BRIEF »
Below are entries. Pull out all lines containing "entity".

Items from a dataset
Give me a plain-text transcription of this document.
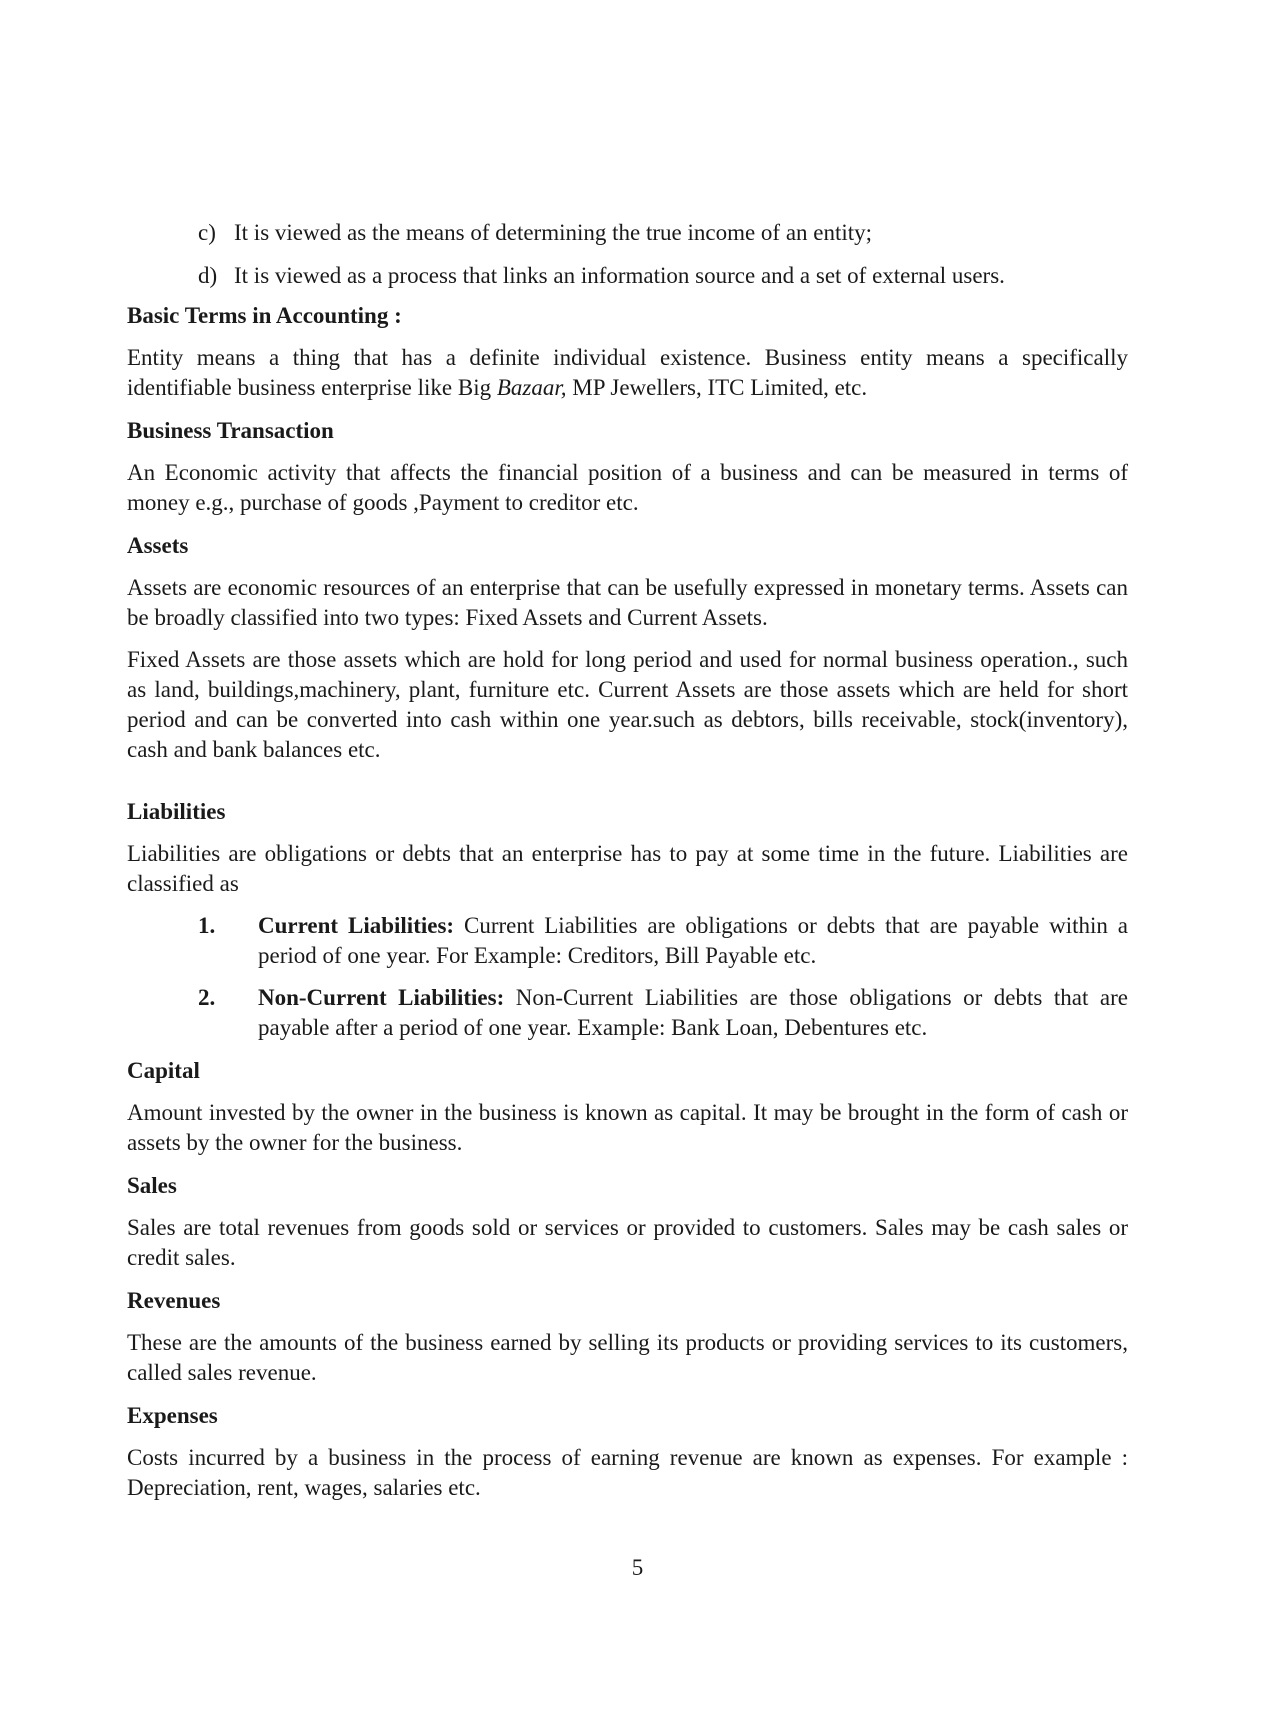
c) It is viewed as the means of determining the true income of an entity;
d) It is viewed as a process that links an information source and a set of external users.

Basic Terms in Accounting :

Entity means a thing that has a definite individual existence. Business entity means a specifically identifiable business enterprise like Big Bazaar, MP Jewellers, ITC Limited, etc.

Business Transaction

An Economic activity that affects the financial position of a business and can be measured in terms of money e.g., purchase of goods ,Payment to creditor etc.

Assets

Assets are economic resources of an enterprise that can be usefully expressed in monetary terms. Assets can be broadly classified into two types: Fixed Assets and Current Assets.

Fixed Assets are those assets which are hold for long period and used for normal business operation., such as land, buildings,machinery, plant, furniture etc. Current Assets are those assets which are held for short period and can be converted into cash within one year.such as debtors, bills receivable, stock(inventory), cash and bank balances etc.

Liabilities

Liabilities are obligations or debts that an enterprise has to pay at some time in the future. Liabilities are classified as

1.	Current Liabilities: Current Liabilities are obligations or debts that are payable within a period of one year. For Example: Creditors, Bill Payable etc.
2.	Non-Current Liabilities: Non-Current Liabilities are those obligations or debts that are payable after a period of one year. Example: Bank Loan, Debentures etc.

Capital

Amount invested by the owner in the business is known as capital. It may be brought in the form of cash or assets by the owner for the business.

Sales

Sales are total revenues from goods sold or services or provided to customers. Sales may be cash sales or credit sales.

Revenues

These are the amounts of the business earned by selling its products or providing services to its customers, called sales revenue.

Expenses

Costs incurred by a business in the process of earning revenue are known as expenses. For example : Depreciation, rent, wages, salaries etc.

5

SOLUTION »
c) It is viewed as the means of determining the true income of an entity;
Entity means a thing that has a definite individual existence. Business entity means a specifically identifiable business enterprise like Big Bazaar, MP Jewellers, ITC Limited, etc.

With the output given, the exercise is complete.